= CHALLENGE =
All entries should be output exactly as they stand.

begin DATA PROVIDED

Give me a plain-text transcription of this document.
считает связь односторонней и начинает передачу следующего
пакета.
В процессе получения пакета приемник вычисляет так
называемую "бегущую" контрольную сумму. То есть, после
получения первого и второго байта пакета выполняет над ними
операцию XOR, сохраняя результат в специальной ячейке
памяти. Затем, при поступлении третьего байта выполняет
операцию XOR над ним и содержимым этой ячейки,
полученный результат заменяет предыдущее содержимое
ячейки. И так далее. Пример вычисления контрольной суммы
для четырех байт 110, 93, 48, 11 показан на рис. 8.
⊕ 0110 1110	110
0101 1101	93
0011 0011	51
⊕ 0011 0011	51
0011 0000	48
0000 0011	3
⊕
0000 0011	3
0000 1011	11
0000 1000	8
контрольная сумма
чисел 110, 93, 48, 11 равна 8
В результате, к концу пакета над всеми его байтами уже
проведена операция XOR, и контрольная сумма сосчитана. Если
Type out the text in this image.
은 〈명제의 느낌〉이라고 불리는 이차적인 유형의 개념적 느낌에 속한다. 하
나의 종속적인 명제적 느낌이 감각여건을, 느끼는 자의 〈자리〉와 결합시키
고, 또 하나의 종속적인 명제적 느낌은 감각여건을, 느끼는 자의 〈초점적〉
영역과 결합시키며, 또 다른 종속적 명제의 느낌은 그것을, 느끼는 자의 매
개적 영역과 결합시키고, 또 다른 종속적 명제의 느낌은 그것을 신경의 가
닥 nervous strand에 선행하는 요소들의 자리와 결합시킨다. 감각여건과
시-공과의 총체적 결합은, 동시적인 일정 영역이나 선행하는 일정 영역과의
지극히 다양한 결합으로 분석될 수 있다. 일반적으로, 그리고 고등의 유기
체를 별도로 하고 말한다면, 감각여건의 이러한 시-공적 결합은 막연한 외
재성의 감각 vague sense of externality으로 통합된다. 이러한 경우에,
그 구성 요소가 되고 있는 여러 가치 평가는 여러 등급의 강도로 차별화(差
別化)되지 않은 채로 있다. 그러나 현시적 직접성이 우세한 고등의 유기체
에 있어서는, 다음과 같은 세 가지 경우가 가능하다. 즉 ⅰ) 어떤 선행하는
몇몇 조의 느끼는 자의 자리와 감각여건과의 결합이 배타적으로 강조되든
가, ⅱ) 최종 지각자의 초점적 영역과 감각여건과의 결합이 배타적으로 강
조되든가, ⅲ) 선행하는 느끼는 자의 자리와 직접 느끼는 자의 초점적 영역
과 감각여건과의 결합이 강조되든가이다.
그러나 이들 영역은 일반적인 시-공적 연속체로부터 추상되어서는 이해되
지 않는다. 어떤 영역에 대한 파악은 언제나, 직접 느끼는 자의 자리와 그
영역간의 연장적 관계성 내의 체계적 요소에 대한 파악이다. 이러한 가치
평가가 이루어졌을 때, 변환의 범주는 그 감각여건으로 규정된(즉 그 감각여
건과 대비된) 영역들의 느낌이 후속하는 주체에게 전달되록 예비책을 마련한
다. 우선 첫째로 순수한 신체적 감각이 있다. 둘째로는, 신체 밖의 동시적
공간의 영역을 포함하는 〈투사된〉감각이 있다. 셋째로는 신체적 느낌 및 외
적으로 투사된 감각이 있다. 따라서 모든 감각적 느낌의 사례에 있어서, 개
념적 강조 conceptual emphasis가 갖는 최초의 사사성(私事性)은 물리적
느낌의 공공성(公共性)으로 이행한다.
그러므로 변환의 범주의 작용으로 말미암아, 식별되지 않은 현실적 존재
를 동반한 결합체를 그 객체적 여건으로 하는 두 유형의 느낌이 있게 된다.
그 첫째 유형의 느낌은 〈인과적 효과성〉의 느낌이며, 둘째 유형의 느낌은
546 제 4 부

end DATA PROVIDED

= EXPECTED OUTPUT =
Give me a plain-text transcription of this document.
считает связь односторонней и начинает передачу следующего
пакета.
В процессе получения пакета приемник вычисляет так
называемую "бегущую" контрольную сумму. То есть, после
получения первого и второго байта пакета выполняет над ними
операцию XOR, сохраняя результат в специальной ячейке
памяти. Затем, при поступлении третьего байта выполняет
операцию XOR над ним и содержимым этой ячейки,
полученный результат заменяет предыдущее содержимое
ячейки. И так далее. Пример вычисления контрольной суммы
для четырех байт 110, 93, 48, 11 показан на рис. 8.
⊕ 0110 1110	110
0101 1101	93
0011 0011	51
⊕ 0011 0011	51
0011 0000	48
0000 0011	3
⊕
0000 0011	3
0000 1011	11
0000 1000	8
контрольная сумма
чисел 110, 93, 48, 11 равна 8
В результате, к концу пакета над всеми его байтами уже
проведена операция XOR, и контрольная сумма сосчитана. Если
Type out the text in this image.
은 〈명제의 느낌〉이라고 불리는 이차적인 유형의 개념적 느낌에 속한다. 하
나의 종속적인 명제적 느낌이 감각여건을, 느끼는 자의 〈자리〉와 결합시키
고, 또 하나의 종속적인 명제적 느낌은 감각여건을, 느끼는 자의 〈초점적〉
영역과 결합시키며, 또 다른 종속적 명제의 느낌은 그것을, 느끼는 자의 매
개적 영역과 결합시키고, 또 다른 종속적 명제의 느낌은 그것을 신경의 가
닥 nervous strand에 선행하는 요소들의 자리와 결합시킨다. 감각여건과
시-공과의 총체적 결합은, 동시적인 일정 영역이나 선행하는 일정 영역과의
지극히 다양한 결합으로 분석될 수 있다. 일반적으로, 그리고 고등의 유기
체를 별도로 하고 말한다면, 감각여건의 이러한 시-공적 결합은 막연한 외
재성의 감각 vague sense of externality으로 통합된다. 이러한 경우에,
그 구성 요소가 되고 있는 여러 가치 평가는 여러 등급의 강도로 차별화(差
別化)되지 않은 채로 있다. 그러나 현시적 직접성이 우세한 고등의 유기체
에 있어서는, 다음과 같은 세 가지 경우가 가능하다. 즉 ⅰ) 어떤 선행하는
몇몇 조의 느끼는 자의 자리와 감각여건과의 결합이 배타적으로 강조되든
가, ⅱ) 최종 지각자의 초점적 영역과 감각여건과의 결합이 배타적으로 강
조되든가, ⅲ) 선행하는 느끼는 자의 자리와 직접 느끼는 자의 초점적 영역
과 감각여건과의 결합이 강조되든가이다.
그러나 이들 영역은 일반적인 시-공적 연속체로부터 추상되어서는 이해되
지 않는다. 어떤 영역에 대한 파악은 언제나, 직접 느끼는 자의 자리와 그
영역간의 연장적 관계성 내의 체계적 요소에 대한 파악이다. 이러한 가치
평가가 이루어졌을 때, 변환의 범주는 그 감각여건으로 규정된(즉 그 감각여
건과 대비된) 영역들의 느낌이 후속하는 주체에게 전달되록 예비책을 마련한
다. 우선 첫째로 순수한 신체적 감각이 있다. 둘째로는, 신체 밖의 동시적
공간의 영역을 포함하는 〈투사된〉감각이 있다. 셋째로는 신체적 느낌 및 외
적으로 투사된 감각이 있다. 따라서 모든 감각적 느낌의 사례에 있어서, 개
념적 강조 conceptual emphasis가 갖는 최초의 사사성(私事性)은 물리적
느낌의 공공성(公共性)으로 이행한다.
그러므로 변환의 범주의 작용으로 말미암아, 식별되지 않은 현실적 존재
를 동반한 결합체를 그 객체적 여건으로 하는 두 유형의 느낌이 있게 된다.
그 첫째 유형의 느낌은 〈인과적 효과성〉의 느낌이며, 둘째 유형의 느낌은
546 제 4 부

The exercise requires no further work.